-- Begin --

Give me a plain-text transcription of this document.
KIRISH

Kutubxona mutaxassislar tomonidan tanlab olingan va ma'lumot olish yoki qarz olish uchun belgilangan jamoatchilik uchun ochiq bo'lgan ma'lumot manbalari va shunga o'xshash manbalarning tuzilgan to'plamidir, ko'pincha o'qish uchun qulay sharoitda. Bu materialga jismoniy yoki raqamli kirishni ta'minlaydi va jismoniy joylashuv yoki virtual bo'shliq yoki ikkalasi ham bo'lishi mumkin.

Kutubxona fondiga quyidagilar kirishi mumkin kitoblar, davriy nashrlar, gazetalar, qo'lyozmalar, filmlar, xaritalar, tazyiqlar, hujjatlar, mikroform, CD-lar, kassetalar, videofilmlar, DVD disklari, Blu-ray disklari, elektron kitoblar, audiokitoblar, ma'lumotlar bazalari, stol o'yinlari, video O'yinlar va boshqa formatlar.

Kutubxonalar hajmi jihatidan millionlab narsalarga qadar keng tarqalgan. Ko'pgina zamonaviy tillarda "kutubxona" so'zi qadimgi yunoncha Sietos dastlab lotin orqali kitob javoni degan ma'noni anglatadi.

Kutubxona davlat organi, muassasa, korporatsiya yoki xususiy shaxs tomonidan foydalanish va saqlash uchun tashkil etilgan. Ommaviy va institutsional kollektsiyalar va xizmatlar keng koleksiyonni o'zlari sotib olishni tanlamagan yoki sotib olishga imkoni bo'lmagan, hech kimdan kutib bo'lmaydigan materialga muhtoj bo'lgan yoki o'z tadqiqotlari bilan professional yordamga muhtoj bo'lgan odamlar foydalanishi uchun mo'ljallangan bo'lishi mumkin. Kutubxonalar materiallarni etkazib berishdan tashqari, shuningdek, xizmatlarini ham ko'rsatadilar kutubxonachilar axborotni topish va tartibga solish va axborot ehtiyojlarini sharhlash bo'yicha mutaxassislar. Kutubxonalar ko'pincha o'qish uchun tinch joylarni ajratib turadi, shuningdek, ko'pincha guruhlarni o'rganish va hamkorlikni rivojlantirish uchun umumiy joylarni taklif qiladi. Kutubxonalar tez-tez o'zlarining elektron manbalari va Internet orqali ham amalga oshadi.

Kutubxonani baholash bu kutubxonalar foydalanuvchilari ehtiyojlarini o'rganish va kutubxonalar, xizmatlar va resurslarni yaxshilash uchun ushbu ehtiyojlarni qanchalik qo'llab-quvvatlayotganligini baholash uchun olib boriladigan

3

-- End --

** WHAT THE TASK ASKS **
The full set of records should be duplicated exactly.

** RESULT **
Give me a plain-text transcription of this document.
KIRISH

Kutubxona mutaxassislar tomonidan tanlab olingan va ma'lumot olish yoki qarz olish uchun belgilangan jamoatchilik uchun ochiq bo'lgan ma'lumot manbalari va shunga o'xshash manbalarning tuzilgan to'plamidir, ko'pincha o'qish uchun qulay sharoitda. Bu materialga jismoniy yoki raqamli kirishni ta'minlaydi va jismoniy joylashuv yoki virtual bo'shliq yoki ikkalasi ham bo'lishi mumkin.

Kutubxona fondiga quyidagilar kirishi mumkin kitoblar, davriy nashrlar, gazetalar, qo'lyozmalar, filmlar, xaritalar, tazyiqlar, hujjatlar, mikroform, CD-lar, kassetalar, videofilmlar, DVD disklari, Blu-ray disklari, elektron kitoblar, audiokitoblar, ma'lumotlar bazalari, stol o'yinlari, video O'yinlar va boshqa formatlar.

Kutubxonalar hajmi jihatidan millionlab narsalarga qadar keng tarqalgan. Ko'pgina zamonaviy tillarda "kutubxona" so'zi qadimgi yunoncha Sietos dastlab lotin orqali kitob javoni degan ma'noni anglatadi.

Kutubxona davlat organi, muassasa, korporatsiya yoki xususiy shaxs tomonidan foydalanish va saqlash uchun tashkil etilgan. Ommaviy va institutsional kollektsiyalar va xizmatlar keng koleksiyonni o'zlari sotib olishni tanlamagan yoki sotib olishga imkoni bo'lmagan, hech kimdan kutib bo'lmaydigan materialga muhtoj bo'lgan yoki o'z tadqiqotlari bilan professional yordamga muhtoj bo'lgan odamlar foydalanishi uchun mo'ljallangan bo'lishi mumkin. Kutubxonalar materiallarni etkazib berishdan tashqari, shuningdek, xizmatlarini ham ko'rsatadilar kutubxonachilar axborotni topish va tartibga solish va axborot ehtiyojlarini sharhlash bo'yicha mutaxassislar. Kutubxonalar ko'pincha o'qish uchun tinch joylarni ajratib turadi, shuningdek, ko'pincha guruhlarni o'rganish va hamkorlikni rivojlantirish uchun umumiy joylarni taklif qiladi. Kutubxonalar tez-tez o'zlarining elektron manbalari va Internet orqali ham amalga oshadi.

Kutubxonani baholash bu kutubxonalar foydalanuvchilari ehtiyojlarini o'rganish va kutubxonalar, xizmatlar va resurslarni yaxshilash uchun ushbu ehtiyojlarni qanchalik qo'llab-quvvatlayotganligini baholash uchun olib boriladigan

3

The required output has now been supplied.